-- Start Given data --

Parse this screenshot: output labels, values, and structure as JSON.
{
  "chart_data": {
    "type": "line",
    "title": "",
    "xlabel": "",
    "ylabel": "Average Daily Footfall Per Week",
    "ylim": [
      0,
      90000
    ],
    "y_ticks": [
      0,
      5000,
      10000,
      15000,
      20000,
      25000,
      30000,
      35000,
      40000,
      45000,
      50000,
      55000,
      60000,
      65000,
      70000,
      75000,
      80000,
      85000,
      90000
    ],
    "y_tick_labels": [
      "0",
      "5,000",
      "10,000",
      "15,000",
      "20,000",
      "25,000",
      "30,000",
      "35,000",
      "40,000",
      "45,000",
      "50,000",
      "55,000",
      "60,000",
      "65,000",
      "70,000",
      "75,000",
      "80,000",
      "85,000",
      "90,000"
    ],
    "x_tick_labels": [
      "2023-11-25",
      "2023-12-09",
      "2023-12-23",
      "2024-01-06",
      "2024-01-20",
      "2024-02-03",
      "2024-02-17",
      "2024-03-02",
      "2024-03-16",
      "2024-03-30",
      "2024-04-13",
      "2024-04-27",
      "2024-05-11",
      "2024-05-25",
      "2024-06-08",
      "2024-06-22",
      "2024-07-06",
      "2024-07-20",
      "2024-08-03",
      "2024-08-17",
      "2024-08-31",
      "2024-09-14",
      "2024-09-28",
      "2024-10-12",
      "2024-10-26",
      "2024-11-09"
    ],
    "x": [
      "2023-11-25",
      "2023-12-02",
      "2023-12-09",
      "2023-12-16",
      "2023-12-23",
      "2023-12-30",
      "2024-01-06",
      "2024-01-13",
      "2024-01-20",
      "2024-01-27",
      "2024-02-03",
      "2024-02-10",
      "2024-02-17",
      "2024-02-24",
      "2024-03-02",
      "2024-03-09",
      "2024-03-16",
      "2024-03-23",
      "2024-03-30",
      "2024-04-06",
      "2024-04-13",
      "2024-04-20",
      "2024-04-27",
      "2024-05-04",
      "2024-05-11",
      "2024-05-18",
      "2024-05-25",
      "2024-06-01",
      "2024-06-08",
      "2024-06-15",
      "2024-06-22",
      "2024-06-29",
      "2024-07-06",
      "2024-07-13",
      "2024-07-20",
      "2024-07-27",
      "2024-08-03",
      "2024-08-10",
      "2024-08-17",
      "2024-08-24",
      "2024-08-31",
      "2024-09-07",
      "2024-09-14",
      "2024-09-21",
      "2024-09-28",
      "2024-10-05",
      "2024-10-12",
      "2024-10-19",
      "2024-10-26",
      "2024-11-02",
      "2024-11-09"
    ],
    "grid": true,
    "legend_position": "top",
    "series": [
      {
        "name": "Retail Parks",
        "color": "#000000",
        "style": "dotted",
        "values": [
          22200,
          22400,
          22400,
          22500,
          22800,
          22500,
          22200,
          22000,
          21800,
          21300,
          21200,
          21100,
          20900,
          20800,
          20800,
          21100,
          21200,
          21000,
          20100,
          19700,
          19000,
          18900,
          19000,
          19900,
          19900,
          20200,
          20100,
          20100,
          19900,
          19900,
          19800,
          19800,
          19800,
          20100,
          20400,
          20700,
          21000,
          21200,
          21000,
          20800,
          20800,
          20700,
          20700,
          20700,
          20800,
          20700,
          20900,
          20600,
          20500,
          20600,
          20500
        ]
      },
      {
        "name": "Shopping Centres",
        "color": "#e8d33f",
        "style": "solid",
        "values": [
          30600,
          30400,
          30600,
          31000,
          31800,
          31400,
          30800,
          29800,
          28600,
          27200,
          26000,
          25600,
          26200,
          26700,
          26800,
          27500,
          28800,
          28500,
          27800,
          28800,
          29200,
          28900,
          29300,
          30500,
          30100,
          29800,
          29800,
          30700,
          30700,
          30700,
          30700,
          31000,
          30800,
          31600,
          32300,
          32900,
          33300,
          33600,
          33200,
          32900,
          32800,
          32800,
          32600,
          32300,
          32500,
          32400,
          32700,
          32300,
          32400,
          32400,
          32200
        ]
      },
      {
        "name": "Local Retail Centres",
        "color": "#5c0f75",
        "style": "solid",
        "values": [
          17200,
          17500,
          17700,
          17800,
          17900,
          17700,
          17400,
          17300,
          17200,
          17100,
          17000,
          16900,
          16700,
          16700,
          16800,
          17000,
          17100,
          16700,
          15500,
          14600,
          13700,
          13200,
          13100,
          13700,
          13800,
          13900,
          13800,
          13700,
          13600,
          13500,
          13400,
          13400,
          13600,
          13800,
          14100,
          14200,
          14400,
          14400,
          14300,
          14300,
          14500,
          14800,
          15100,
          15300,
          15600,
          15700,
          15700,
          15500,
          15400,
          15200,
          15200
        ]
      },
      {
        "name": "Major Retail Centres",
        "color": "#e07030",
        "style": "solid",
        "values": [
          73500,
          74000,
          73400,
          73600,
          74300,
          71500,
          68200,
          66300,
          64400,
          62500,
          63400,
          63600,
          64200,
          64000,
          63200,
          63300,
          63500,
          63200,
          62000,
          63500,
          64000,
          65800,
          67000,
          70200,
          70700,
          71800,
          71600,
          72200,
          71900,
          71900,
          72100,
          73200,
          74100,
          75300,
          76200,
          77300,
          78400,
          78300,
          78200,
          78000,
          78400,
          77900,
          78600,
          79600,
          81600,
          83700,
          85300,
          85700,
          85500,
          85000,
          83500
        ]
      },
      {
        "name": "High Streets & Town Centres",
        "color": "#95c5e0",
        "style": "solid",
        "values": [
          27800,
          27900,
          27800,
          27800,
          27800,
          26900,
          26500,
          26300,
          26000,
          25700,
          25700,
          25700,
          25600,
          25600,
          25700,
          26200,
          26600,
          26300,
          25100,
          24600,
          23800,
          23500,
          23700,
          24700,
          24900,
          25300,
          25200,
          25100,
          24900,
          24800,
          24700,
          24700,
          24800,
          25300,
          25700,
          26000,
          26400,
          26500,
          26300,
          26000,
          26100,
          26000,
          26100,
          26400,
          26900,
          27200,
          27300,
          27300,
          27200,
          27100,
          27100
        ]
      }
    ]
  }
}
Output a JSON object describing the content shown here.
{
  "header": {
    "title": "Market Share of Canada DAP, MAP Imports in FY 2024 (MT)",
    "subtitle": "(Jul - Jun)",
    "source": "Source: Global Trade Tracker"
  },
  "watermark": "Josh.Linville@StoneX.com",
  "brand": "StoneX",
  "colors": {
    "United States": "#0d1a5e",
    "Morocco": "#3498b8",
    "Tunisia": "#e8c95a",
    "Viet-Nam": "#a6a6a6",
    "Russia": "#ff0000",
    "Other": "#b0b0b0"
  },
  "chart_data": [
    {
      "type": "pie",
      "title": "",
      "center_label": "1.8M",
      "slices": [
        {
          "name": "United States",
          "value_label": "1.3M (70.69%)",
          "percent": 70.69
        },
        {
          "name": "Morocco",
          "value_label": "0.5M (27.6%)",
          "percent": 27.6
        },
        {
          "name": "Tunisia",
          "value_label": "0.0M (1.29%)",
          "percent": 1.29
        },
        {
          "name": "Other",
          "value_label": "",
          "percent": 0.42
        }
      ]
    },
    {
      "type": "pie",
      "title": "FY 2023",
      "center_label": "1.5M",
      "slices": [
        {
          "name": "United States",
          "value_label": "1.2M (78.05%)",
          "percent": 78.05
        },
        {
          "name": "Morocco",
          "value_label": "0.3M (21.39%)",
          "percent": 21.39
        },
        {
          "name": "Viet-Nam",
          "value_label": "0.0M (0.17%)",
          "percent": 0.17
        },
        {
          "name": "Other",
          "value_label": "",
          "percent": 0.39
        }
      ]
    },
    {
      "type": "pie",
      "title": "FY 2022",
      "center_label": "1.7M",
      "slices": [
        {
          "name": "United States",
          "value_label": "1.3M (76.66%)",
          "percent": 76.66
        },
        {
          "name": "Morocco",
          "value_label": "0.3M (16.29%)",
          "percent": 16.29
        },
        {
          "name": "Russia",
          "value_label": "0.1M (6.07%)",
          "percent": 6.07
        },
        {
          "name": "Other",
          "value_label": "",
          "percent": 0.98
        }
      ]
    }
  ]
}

-- End Given data --

# Problem:
Find the line containing "Output a JSON" in the material above. Print it and every line after it through the end, exactly and only those.

# Solution to this problem:
Output a JSON object describing the content shown here.
{
  "header": {
    "title": "Market Share of Canada DAP, MAP Imports in FY 2024 (MT)",
    "subtitle": "(Jul - Jun)",
    "source": "Source: Global Trade Tracker"
  },
  "watermark": "Josh.Linville@StoneX.com",
  "brand": "StoneX",
  "colors": {
    "United States": "#0d1a5e",
    "Morocco": "#3498b8",
    "Tunisia": "#e8c95a",
    "Viet-Nam": "#a6a6a6",
    "Russia": "#ff0000",
    "Other": "#b0b0b0"
  },
  "chart_data": [
    {
      "type": "pie",
      "title": "",
      "center_label": "1.8M",
      "slices": [
        {
          "name": "United States",
          "value_label": "1.3M (70.69%)",
          "percent": 70.69
        },
        {
          "name": "Morocco",
          "value_label": "0.5M (27.6%)",
          "percent": 27.6
        },
        {
          "name": "Tunisia",
          "value_label": "0.0M (1.29%)",
          "percent": 1.29
        },
        {
          "name": "Other",
          "value_label": "",
          "percent": 0.42
        }
      ]
    },
    {
      "type": "pie",
      "title": "FY 2023",
      "center_label": "1.5M",
      "slices": [
        {
          "name": "United States",
          "value_label": "1.2M (78.05%)",
          "percent": 78.05
        },
        {
          "name": "Morocco",
          "value_label": "0.3M (21.39%)",
          "percent": 21.39
        },
        {
          "name": "Viet-Nam",
          "value_label": "0.0M (0.17%)",
          "percent": 0.17
        },
        {
          "name": "Other",
          "value_label": "",
          "percent": 0.39
        }
      ]
    },
    {
      "type": "pie",
      "title": "FY 2022",
      "center_label": "1.7M",
      "slices": [
        {
          "name": "United States",
          "value_label": "1.3M (76.66%)",
          "percent": 76.66
        },
        {
          "name": "Morocco",
          "value_label": "0.3M (16.29%)",
          "percent": 16.29
        },
        {
          "name": "Russia",
          "value_label": "0.1M (6.07%)",
          "percent": 6.07
        },
        {
          "name": "Other",
          "value_label": "",
          "percent": 0.98
        }
      ]
    }
  ]
}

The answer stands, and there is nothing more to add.